Written instruction - Reproduce verbatim everything from the start of the listing down to the line containing "wire OR3 output", that line included.

[Entries from a dataset]
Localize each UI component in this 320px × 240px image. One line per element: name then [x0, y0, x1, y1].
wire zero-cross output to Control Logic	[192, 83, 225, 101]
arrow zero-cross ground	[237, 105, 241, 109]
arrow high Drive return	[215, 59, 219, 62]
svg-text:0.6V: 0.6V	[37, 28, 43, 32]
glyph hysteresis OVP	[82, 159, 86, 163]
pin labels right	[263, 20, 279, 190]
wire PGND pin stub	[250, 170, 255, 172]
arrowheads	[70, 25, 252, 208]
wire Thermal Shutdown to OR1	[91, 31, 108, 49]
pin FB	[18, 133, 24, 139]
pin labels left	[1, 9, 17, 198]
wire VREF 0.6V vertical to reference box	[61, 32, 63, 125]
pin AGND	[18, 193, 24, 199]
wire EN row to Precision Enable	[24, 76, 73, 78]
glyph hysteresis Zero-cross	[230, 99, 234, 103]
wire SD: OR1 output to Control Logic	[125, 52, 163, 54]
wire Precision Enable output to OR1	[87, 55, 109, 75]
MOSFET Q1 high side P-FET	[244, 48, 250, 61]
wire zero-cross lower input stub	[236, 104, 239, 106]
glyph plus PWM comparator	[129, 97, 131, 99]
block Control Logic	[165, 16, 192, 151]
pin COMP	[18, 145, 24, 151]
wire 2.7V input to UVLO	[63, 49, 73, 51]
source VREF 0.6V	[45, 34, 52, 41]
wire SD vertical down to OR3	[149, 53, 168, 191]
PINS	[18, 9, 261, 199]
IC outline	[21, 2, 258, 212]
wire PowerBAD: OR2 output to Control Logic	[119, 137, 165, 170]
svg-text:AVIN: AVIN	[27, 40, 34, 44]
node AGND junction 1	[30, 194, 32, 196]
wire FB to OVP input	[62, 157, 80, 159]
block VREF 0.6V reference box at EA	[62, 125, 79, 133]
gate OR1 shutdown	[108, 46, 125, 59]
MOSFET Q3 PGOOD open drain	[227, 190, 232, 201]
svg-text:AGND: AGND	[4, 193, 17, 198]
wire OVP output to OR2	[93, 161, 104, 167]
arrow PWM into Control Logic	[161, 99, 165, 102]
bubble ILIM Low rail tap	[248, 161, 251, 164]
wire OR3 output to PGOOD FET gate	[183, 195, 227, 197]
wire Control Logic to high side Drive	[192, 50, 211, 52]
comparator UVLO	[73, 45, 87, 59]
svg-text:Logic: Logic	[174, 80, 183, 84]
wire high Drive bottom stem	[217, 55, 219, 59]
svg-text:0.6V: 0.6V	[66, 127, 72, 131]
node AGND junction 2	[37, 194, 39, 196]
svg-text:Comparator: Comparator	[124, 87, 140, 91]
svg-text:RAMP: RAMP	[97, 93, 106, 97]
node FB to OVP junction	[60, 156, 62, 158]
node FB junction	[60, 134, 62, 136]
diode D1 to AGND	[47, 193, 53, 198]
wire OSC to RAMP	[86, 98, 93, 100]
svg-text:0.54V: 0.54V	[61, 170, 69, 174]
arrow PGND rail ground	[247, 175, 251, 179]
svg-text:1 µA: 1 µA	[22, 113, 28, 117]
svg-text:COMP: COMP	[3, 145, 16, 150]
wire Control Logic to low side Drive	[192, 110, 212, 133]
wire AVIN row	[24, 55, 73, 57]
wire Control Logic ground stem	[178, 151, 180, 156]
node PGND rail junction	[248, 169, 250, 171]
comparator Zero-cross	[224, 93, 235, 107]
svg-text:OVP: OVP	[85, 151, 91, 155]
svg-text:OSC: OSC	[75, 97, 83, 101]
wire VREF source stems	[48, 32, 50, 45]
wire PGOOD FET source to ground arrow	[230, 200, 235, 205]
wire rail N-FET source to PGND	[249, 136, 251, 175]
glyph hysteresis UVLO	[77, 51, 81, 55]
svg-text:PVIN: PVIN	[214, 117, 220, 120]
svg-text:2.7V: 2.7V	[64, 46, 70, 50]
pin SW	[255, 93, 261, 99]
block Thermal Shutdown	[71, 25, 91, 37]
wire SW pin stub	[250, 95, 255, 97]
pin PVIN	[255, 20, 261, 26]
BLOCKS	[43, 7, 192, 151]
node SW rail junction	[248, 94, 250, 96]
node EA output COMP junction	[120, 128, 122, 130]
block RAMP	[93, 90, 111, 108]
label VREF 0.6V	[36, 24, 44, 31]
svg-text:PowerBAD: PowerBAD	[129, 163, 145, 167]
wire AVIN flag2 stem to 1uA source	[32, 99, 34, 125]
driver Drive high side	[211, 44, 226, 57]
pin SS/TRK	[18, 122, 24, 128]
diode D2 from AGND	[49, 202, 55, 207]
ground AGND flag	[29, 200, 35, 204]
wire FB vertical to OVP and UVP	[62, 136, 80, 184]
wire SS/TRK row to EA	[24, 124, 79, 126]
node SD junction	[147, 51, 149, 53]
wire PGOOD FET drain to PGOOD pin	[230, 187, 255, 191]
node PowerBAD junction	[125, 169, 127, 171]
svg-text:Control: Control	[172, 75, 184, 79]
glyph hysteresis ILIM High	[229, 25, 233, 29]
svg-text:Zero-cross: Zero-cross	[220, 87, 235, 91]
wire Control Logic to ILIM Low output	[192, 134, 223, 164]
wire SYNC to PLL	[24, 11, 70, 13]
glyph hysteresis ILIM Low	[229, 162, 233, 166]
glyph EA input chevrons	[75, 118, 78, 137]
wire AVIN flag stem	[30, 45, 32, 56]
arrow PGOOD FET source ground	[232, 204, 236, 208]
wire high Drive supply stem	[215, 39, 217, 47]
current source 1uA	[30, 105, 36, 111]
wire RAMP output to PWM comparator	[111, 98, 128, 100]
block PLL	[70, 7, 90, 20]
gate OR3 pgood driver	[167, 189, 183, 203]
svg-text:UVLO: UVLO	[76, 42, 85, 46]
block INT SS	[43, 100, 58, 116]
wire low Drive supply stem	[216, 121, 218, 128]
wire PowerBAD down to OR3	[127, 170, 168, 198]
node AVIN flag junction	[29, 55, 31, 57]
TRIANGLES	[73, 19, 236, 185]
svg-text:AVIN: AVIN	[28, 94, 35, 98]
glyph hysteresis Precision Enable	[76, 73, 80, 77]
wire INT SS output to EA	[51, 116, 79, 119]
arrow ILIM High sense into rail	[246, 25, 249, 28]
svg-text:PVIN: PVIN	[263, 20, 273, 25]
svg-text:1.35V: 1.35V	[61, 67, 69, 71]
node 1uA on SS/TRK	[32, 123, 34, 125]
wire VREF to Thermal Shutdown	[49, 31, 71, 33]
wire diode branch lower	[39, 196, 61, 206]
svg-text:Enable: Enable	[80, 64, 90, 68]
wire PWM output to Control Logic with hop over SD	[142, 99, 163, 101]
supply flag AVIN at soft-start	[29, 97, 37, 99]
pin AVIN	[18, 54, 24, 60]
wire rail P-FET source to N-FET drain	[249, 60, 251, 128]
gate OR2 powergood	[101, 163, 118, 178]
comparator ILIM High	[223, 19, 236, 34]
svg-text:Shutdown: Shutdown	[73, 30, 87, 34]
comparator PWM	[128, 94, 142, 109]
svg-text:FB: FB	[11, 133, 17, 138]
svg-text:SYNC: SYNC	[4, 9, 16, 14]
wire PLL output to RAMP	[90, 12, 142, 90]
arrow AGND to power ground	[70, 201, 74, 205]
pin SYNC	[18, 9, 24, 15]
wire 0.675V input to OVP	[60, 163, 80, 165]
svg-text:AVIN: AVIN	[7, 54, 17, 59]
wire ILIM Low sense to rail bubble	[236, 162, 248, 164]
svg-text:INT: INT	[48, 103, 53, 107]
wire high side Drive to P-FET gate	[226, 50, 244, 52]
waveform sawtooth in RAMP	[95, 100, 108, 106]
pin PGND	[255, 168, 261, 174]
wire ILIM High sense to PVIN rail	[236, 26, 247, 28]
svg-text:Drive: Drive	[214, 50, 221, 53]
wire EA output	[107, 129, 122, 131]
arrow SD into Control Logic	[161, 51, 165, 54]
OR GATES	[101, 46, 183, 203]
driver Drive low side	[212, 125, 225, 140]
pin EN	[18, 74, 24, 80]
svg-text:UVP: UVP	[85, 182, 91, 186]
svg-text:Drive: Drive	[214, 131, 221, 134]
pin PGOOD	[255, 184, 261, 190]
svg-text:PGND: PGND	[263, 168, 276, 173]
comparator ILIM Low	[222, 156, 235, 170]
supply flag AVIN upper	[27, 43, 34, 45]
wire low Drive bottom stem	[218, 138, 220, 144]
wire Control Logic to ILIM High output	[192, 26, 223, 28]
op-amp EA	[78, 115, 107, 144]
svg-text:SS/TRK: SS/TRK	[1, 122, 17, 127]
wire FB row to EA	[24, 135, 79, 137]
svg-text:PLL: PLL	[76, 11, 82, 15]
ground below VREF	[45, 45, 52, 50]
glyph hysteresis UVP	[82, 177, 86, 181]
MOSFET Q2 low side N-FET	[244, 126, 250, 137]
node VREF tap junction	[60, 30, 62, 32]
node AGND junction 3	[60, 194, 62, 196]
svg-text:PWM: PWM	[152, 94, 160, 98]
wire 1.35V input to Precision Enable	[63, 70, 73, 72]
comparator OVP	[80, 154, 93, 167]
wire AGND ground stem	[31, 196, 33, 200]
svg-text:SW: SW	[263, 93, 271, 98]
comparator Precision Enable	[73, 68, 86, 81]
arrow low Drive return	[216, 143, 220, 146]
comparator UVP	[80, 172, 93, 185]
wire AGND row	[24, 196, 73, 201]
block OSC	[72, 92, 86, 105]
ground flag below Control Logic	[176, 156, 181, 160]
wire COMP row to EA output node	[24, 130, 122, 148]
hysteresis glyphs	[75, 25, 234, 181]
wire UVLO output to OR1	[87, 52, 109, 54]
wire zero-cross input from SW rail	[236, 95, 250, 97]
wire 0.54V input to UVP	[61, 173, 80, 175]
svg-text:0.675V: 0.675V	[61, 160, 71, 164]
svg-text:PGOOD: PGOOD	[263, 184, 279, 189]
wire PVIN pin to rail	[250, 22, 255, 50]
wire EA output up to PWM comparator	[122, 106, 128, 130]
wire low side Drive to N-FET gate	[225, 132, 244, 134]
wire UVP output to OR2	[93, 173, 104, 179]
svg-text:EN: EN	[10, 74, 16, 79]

Expected output -
Localize each UI component in this 320px × 240px image. One line per element: name then [x0, y0, x1, y1].
wire zero-cross output to Control Logic	[192, 83, 225, 101]
arrow zero-cross ground	[237, 105, 241, 109]
arrow high Drive return	[215, 59, 219, 62]
svg-text:0.6V: 0.6V	[37, 28, 43, 32]
glyph hysteresis OVP	[82, 159, 86, 163]
pin labels right	[263, 20, 279, 190]
wire PGND pin stub	[250, 170, 255, 172]
arrowheads	[70, 25, 252, 208]
wire Thermal Shutdown to OR1	[91, 31, 108, 49]
pin FB	[18, 133, 24, 139]
pin labels left	[1, 9, 17, 198]
wire VREF 0.6V vertical to reference box	[61, 32, 63, 125]
pin AGND	[18, 193, 24, 199]
wire EN row to Precision Enable	[24, 76, 73, 78]
glyph hysteresis Zero-cross	[230, 99, 234, 103]
wire SD: OR1 output to Control Logic	[125, 52, 163, 54]
wire Precision Enable output to OR1	[87, 55, 109, 75]
MOSFET Q1 high side P-FET	[244, 48, 250, 61]
wire zero-cross lower input stub	[236, 104, 239, 106]
glyph plus PWM comparator	[129, 97, 131, 99]
block Control Logic	[165, 16, 192, 151]
pin COMP	[18, 145, 24, 151]
wire 2.7V input to UVLO	[63, 49, 73, 51]
source VREF 0.6V	[45, 34, 52, 41]
wire SD vertical down to OR3	[149, 53, 168, 191]
PINS	[18, 9, 261, 199]
IC outline	[21, 2, 258, 212]
wire PowerBAD: OR2 output to Control Logic	[119, 137, 165, 170]
svg-text:AVIN: AVIN	[27, 40, 34, 44]
node AGND junction 1	[30, 194, 32, 196]
wire FB to OVP input	[62, 157, 80, 159]
block VREF 0.6V reference box at EA	[62, 125, 79, 133]
gate OR1 shutdown	[108, 46, 125, 59]
MOSFET Q3 PGOOD open drain	[227, 190, 232, 201]
svg-text:AGND: AGND	[4, 193, 17, 198]
wire OVP output to OR2	[93, 161, 104, 167]
arrow PWM into Control Logic	[161, 99, 165, 102]
bubble ILIM Low rail tap	[248, 161, 251, 164]
wire OR3 output to PGOOD FET gate	[183, 195, 227, 197]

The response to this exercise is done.